OBJECTIVE: Copy out everything from the start of the listing down through the line containing "- closet-fixtures: [533, 274, 575, 302]", replacing "fridge-icon" with "refrigerator-icon" and changing nothing else.

DATA FOR THIS TASK:
## Begin

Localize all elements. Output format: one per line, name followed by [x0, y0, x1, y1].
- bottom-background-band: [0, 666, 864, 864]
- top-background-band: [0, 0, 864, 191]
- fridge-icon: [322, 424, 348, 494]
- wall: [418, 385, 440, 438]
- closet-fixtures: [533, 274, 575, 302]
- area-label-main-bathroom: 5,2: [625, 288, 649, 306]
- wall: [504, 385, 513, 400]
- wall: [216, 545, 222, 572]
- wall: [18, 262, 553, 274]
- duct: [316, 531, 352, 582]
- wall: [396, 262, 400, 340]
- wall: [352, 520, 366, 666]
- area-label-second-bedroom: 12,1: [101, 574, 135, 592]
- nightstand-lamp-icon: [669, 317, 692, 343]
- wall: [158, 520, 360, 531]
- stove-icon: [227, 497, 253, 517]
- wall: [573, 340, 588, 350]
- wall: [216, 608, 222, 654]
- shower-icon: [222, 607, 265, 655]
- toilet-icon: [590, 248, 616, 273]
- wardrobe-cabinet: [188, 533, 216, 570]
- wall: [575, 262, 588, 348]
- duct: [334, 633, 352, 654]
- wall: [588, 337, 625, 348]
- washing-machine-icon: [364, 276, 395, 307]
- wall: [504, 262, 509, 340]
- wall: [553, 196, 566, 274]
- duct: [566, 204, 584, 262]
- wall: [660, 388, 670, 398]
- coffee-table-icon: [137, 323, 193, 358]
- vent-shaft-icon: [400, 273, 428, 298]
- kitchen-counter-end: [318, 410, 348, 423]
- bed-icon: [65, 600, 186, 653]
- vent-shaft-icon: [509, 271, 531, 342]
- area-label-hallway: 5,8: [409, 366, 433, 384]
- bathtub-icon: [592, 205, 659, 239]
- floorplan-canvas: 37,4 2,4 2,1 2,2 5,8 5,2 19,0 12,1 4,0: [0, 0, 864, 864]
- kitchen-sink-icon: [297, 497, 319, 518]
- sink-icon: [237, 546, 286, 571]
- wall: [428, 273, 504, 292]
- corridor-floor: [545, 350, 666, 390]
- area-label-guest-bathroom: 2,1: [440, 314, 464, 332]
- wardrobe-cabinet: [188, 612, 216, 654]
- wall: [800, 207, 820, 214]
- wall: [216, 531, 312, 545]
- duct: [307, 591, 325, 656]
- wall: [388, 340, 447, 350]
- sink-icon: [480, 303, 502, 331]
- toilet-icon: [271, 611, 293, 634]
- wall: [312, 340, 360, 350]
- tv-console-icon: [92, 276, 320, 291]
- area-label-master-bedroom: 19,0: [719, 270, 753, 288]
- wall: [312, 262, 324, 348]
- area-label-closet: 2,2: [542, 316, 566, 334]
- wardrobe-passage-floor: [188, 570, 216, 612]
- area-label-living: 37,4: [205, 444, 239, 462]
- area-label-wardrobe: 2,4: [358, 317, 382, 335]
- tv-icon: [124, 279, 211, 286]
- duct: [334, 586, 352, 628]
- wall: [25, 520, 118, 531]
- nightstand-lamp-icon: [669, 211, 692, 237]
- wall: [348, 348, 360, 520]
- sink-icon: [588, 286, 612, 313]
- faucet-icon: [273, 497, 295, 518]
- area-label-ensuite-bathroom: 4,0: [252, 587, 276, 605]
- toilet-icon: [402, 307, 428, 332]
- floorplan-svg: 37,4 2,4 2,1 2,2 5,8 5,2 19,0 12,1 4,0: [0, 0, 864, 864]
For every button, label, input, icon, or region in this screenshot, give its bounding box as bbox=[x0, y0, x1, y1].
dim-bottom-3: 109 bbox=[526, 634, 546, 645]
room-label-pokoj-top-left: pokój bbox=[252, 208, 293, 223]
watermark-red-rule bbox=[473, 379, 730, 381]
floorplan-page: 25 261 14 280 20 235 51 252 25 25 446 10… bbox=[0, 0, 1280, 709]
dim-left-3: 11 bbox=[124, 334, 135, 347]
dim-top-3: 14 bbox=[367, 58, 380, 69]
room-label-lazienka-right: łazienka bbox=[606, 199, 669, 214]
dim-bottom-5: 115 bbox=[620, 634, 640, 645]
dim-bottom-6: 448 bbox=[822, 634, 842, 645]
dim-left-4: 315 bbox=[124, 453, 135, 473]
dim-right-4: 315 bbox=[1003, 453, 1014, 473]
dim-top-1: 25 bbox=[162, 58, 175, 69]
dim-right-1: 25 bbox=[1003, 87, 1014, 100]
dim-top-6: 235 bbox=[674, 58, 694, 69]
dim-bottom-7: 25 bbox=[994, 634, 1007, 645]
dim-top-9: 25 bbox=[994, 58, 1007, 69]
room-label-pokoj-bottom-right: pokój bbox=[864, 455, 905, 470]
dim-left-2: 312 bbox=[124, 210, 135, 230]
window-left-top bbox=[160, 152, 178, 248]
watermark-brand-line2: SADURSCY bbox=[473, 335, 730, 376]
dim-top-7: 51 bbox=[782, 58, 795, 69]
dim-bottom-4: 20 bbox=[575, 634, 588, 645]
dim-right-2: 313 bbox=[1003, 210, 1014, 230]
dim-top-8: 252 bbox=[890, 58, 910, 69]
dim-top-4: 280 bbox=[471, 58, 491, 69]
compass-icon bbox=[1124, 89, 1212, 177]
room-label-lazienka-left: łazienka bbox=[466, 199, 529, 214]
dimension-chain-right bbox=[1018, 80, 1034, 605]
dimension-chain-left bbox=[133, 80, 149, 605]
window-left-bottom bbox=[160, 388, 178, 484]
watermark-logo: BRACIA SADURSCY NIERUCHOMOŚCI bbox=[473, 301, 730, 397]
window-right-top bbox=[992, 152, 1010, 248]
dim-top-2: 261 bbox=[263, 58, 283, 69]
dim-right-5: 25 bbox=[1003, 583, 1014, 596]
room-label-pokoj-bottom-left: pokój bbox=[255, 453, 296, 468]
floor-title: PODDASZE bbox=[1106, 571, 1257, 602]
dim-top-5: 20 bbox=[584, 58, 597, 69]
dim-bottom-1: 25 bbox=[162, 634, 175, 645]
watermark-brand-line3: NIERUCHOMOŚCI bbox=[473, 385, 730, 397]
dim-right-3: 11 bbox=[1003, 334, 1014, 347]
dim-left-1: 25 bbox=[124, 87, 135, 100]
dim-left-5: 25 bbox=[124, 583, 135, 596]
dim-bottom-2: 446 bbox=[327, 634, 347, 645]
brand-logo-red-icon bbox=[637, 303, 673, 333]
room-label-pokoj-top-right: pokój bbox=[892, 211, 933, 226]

## End

COMPLETE RESPONSE:
Localize all elements. Output format: one per line, name followed by [x0, y0, x1, y1].
- bottom-background-band: [0, 666, 864, 864]
- top-background-band: [0, 0, 864, 191]
- refrigerator-icon: [322, 424, 348, 494]
- wall: [418, 385, 440, 438]
- closet-fixtures: [533, 274, 575, 302]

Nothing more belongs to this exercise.